SET EXERCISE:
Write out the records below word for word, please.

LISTED RECORDS:
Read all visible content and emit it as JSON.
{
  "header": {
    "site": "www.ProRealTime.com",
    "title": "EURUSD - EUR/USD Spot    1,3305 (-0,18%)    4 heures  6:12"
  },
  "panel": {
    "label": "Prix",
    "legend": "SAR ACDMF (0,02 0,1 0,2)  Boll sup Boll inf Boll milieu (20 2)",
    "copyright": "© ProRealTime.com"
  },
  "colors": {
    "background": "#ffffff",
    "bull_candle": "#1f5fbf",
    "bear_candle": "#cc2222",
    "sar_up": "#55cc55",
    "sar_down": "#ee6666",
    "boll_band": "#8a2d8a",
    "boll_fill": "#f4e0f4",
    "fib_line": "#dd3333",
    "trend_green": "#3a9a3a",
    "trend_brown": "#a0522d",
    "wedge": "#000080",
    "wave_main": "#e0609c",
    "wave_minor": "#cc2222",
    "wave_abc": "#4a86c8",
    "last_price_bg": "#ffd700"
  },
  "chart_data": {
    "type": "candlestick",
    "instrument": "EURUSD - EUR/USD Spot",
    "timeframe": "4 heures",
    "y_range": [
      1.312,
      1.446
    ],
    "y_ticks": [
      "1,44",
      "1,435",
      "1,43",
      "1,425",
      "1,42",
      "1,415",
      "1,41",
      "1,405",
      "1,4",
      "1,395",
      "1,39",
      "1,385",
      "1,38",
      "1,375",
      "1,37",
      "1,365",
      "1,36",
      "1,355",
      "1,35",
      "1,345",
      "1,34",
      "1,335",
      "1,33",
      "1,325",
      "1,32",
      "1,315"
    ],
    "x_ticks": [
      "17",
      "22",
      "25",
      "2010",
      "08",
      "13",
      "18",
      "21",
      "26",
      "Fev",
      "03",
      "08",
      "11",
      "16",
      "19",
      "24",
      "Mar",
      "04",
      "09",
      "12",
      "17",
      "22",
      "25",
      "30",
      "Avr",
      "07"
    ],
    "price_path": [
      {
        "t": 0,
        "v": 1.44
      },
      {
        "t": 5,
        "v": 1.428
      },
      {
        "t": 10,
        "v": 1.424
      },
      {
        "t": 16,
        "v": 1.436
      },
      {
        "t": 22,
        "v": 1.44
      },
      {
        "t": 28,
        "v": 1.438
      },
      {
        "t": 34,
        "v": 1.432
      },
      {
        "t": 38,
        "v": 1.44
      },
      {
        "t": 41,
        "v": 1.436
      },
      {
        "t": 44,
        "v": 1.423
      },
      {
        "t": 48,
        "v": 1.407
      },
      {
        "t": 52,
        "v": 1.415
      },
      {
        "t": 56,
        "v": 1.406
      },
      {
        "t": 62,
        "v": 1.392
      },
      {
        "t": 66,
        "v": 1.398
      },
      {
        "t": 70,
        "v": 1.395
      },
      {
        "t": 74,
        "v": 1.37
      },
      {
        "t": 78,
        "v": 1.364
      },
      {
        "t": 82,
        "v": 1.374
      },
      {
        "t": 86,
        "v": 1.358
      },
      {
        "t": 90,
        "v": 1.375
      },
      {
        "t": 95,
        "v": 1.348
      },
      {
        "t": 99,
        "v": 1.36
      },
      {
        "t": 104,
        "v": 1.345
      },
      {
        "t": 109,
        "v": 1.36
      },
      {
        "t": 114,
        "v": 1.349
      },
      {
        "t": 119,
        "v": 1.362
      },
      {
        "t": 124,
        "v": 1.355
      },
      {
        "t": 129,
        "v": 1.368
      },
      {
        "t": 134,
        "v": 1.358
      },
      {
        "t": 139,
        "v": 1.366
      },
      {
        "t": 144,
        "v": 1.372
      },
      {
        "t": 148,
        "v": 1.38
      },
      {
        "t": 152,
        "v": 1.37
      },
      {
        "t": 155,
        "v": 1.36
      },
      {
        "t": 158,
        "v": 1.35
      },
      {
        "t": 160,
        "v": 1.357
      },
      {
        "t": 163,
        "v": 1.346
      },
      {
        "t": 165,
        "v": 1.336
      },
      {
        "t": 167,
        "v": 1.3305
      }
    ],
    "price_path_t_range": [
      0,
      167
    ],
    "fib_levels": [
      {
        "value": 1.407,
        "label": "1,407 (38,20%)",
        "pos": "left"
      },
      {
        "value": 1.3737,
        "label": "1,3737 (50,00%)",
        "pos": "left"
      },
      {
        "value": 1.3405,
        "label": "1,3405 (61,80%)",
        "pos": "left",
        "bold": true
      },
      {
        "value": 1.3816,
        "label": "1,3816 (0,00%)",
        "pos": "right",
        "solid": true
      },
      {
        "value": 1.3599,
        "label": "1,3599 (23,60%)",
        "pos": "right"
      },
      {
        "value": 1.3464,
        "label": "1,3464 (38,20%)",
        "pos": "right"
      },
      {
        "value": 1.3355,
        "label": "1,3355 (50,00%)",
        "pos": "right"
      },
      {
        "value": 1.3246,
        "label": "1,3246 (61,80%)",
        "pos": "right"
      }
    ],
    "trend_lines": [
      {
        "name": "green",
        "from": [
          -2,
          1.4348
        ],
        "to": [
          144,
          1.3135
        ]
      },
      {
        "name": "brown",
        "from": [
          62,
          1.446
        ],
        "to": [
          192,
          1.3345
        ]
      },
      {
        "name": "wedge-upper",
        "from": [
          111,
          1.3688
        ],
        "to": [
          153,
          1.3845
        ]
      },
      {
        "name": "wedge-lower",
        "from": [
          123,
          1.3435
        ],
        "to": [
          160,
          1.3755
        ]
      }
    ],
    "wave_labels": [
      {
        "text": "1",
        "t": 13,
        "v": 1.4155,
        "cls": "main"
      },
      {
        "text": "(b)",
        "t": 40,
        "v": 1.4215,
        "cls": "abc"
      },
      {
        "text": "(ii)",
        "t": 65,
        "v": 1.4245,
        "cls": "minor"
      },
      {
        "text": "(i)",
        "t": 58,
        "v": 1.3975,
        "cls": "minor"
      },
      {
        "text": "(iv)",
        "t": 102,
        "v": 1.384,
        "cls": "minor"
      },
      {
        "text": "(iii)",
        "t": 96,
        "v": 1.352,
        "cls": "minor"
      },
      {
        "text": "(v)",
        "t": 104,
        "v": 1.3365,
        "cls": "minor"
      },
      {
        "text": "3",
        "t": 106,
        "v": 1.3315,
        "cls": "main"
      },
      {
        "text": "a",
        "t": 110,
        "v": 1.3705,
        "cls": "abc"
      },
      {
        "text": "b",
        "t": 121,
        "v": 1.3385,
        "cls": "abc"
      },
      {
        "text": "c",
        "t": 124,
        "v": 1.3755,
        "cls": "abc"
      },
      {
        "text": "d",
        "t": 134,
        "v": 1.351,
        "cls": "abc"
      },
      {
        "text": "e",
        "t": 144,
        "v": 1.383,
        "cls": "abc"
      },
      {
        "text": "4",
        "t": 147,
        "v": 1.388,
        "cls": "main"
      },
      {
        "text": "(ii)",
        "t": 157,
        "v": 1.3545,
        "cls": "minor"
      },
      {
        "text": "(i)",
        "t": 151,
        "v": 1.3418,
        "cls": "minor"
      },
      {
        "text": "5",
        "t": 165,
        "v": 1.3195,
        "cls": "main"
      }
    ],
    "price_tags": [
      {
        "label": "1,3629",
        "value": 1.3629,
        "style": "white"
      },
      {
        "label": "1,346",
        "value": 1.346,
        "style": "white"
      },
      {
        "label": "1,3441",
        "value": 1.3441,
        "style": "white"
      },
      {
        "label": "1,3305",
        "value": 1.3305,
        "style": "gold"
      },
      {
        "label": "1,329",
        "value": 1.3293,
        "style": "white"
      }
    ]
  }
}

THE RESULT:
Read all visible content and emit it as JSON.
{
  "header": {
    "site": "www.ProRealTime.com",
    "title": "EURUSD - EUR/USD Spot    1,3305 (-0,18%)    4 heures  6:12"
  },
  "panel": {
    "label": "Prix",
    "legend": "SAR ACDMF (0,02 0,1 0,2)  Boll sup Boll inf Boll milieu (20 2)",
    "copyright": "© ProRealTime.com"
  },
  "colors": {
    "background": "#ffffff",
    "bull_candle": "#1f5fbf",
    "bear_candle": "#cc2222",
    "sar_up": "#55cc55",
    "sar_down": "#ee6666",
    "boll_band": "#8a2d8a",
    "boll_fill": "#f4e0f4",
    "fib_line": "#dd3333",
    "trend_green": "#3a9a3a",
    "trend_brown": "#a0522d",
    "wedge": "#000080",
    "wave_main": "#e0609c",
    "wave_minor": "#cc2222",
    "wave_abc": "#4a86c8",
    "last_price_bg": "#ffd700"
  },
  "chart_data": {
    "type": "candlestick",
    "instrument": "EURUSD - EUR/USD Spot",
    "timeframe": "4 heures",
    "y_range": [
      1.312,
      1.446
    ],
    "y_ticks": [
      "1,44",
      "1,435",
      "1,43",
      "1,425",
      "1,42",
      "1,415",
      "1,41",
      "1,405",
      "1,4",
      "1,395",
      "1,39",
      "1,385",
      "1,38",
      "1,375",
      "1,37",
      "1,365",
      "1,36",
      "1,355",
      "1,35",
      "1,345",
      "1,34",
      "1,335",
      "1,33",
      "1,325",
      "1,32",
      "1,315"
    ],
    "x_ticks": [
      "17",
      "22",
      "25",
      "2010",
      "08",
      "13",
      "18",
      "21",
      "26",
      "Fev",
      "03",
      "08",
      "11",
      "16",
      "19",
      "24",
      "Mar",
      "04",
      "09",
      "12",
      "17",
      "22",
      "25",
      "30",
      "Avr",
      "07"
    ],
    "price_path": [
      {
        "t": 0,
        "v": 1.44
      },
      {
        "t": 5,
        "v": 1.428
      },
      {
        "t": 10,
        "v": 1.424
      },
      {
        "t": 16,
        "v": 1.436
      },
      {
        "t": 22,
        "v": 1.44
      },
      {
        "t": 28,
        "v": 1.438
      },
      {
        "t": 34,
        "v": 1.432
      },
      {
        "t": 38,
        "v": 1.44
      },
      {
        "t": 41,
        "v": 1.436
      },
      {
        "t": 44,
        "v": 1.423
      },
      {
        "t": 48,
        "v": 1.407
      },
      {
        "t": 52,
        "v": 1.415
      },
      {
        "t": 56,
        "v": 1.406
      },
      {
        "t": 62,
        "v": 1.392
      },
      {
        "t": 66,
        "v": 1.398
      },
      {
        "t": 70,
        "v": 1.395
      },
      {
        "t": 74,
        "v": 1.37
      },
      {
        "t": 78,
        "v": 1.364
      },
      {
        "t": 82,
        "v": 1.374
      },
      {
        "t": 86,
        "v": 1.358
      },
      {
        "t": 90,
        "v": 1.375
      },
      {
        "t": 95,
        "v": 1.348
      },
      {
        "t": 99,
        "v": 1.36
      },
      {
        "t": 104,
        "v": 1.345
      },
      {
        "t": 109,
        "v": 1.36
      },
      {
        "t": 114,
        "v": 1.349
      },
      {
        "t": 119,
        "v": 1.362
      },
      {
        "t": 124,
        "v": 1.355
      },
      {
        "t": 129,
        "v": 1.368
      },
      {
        "t": 134,
        "v": 1.358
      },
      {
        "t": 139,
        "v": 1.366
      },
      {
        "t": 144,
        "v": 1.372
      },
      {
        "t": 148,
        "v": 1.38
      },
      {
        "t": 152,
        "v": 1.37
      },
      {
        "t": 155,
        "v": 1.36
      },
      {
        "t": 158,
        "v": 1.35
      },
      {
        "t": 160,
        "v": 1.357
      },
      {
        "t": 163,
        "v": 1.346
      },
      {
        "t": 165,
        "v": 1.336
      },
      {
        "t": 167,
        "v": 1.3305
      }
    ],
    "price_path_t_range": [
      0,
      167
    ],
    "fib_levels": [
      {
        "value": 1.407,
        "label": "1,407 (38,20%)",
        "pos": "left"
      },
      {
        "value": 1.3737,
        "label": "1,3737 (50,00%)",
        "pos": "left"
      },
      {
        "value": 1.3405,
        "label": "1,3405 (61,80%)",
        "pos": "left",
        "bold": true
      },
      {
        "value": 1.3816,
        "label": "1,3816 (0,00%)",
        "pos": "right",
        "solid": true
      },
      {
        "value": 1.3599,
        "label": "1,3599 (23,60%)",
        "pos": "right"
      },
      {
        "value": 1.3464,
        "label": "1,3464 (38,20%)",
        "pos": "right"
      },
      {
        "value": 1.3355,
        "label": "1,3355 (50,00%)",
        "pos": "right"
      },
      {
        "value": 1.3246,
        "label": "1,3246 (61,80%)",
        "pos": "right"
      }
    ],
    "trend_lines": [
      {
        "name": "green",
        "from": [
          -2,
          1.4348
        ],
        "to": [
          144,
          1.3135
        ]
      },
      {
        "name": "brown",
        "from": [
          62,
          1.446
        ],
        "to": [
          192,
          1.3345
        ]
      },
      {
        "name": "wedge-upper",
        "from": [
          111,
          1.3688
        ],
        "to": [
          153,
          1.3845
        ]
      },
      {
        "name": "wedge-lower",
        "from": [
          123,
          1.3435
        ],
        "to": [
          160,
          1.3755
        ]
      }
    ],
    "wave_labels": [
      {
        "text": "1",
        "t": 13,
        "v": 1.4155,
        "cls": "main"
      },
      {
        "text": "(b)",
        "t": 40,
        "v": 1.4215,
        "cls": "abc"
      },
      {
        "text": "(ii)",
        "t": 65,
        "v": 1.4245,
        "cls": "minor"
      },
      {
        "text": "(i)",
        "t": 58,
        "v": 1.3975,
        "cls": "minor"
      },
      {
        "text": "(iv)",
        "t": 102,
        "v": 1.384,
        "cls": "minor"
      },
      {
        "text": "(iii)",
        "t": 96,
        "v": 1.352,
        "cls": "minor"
      },
      {
        "text": "(v)",
        "t": 104,
        "v": 1.3365,
        "cls": "minor"
      },
      {
        "text": "3",
        "t": 106,
        "v": 1.3315,
        "cls": "main"
      },
      {
        "text": "a",
        "t": 110,
        "v": 1.3705,
        "cls": "abc"
      },
      {
        "text": "b",
        "t": 121,
        "v": 1.3385,
        "cls": "abc"
      },
      {
        "text": "c",
        "t": 124,
        "v": 1.3755,
        "cls": "abc"
      },
      {
        "text": "d",
        "t": 134,
        "v": 1.351,
        "cls": "abc"
      },
      {
        "text": "e",
        "t": 144,
        "v": 1.383,
        "cls": "abc"
      },
      {
        "text": "4",
        "t": 147,
        "v": 1.388,
        "cls": "main"
      },
      {
        "text": "(ii)",
        "t": 157,
        "v": 1.3545,
        "cls": "minor"
      },
      {
        "text": "(i)",
        "t": 151,
        "v": 1.3418,
        "cls": "minor"
      },
      {
        "text": "5",
        "t": 165,
        "v": 1.3195,
        "cls": "main"
      }
    ],
    "price_tags": [
      {
        "label": "1,3629",
        "value": 1.3629,
        "style": "white"
      },
      {
        "label": "1,346",
        "value": 1.346,
        "style": "white"
      },
      {
        "label": "1,3441",
        "value": 1.3441,
        "style": "white"
      },
      {
        "label": "1,3305",
        "value": 1.3305,
        "style": "gold"
      },
      {
        "label": "1,329",
        "value": 1.3293,
        "style": "white"
      }
    ]
  }
}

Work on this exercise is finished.